### Dataset items
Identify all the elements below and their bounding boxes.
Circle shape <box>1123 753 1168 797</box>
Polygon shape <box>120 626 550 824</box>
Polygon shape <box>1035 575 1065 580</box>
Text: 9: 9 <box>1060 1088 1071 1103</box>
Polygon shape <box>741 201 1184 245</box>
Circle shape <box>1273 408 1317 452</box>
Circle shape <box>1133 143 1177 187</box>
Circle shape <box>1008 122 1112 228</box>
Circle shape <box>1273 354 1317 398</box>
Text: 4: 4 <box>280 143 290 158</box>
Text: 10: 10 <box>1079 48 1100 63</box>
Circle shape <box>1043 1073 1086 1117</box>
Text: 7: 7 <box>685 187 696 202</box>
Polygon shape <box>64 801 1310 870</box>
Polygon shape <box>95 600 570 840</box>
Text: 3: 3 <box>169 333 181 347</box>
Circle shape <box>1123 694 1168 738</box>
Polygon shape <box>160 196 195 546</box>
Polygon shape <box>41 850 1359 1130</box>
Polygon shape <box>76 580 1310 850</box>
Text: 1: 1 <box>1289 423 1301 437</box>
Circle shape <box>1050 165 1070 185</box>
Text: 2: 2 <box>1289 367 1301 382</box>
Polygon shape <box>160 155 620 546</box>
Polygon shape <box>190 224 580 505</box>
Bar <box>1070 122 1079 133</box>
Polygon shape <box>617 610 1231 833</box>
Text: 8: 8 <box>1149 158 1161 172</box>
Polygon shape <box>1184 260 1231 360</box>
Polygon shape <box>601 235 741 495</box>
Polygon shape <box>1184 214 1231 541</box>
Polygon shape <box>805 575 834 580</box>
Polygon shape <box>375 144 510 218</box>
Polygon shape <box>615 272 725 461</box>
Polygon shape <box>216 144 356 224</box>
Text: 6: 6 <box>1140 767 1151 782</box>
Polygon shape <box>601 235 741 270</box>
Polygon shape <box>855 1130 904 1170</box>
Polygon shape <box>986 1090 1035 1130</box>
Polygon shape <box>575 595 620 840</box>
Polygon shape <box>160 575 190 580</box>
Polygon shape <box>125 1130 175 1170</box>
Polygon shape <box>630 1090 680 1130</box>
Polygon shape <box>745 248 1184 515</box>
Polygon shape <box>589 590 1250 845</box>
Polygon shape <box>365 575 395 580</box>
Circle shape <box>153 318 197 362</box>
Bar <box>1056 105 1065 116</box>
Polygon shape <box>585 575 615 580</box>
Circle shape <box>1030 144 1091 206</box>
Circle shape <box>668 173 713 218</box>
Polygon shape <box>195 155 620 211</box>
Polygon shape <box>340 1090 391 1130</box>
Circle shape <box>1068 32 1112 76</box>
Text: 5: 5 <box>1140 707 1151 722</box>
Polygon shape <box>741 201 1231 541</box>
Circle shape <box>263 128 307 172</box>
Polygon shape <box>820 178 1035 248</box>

### WHAT IS BEING ASKED
List each line of the data above that contains the string "Text". Case counts.

### EXPECTED ANSWER
Text: 9: 9 <box>1060 1088 1071 1103</box>
Text: 4: 4 <box>280 143 290 158</box>
Text: 10: 10 <box>1079 48 1100 63</box>
Text: 7: 7 <box>685 187 696 202</box>
Text: 3: 3 <box>169 333 181 347</box>
Text: 1: 1 <box>1289 423 1301 437</box>
Text: 2: 2 <box>1289 367 1301 382</box>
Text: 8: 8 <box>1149 158 1161 172</box>
Text: 6: 6 <box>1140 767 1151 782</box>
Text: 5: 5 <box>1140 707 1151 722</box>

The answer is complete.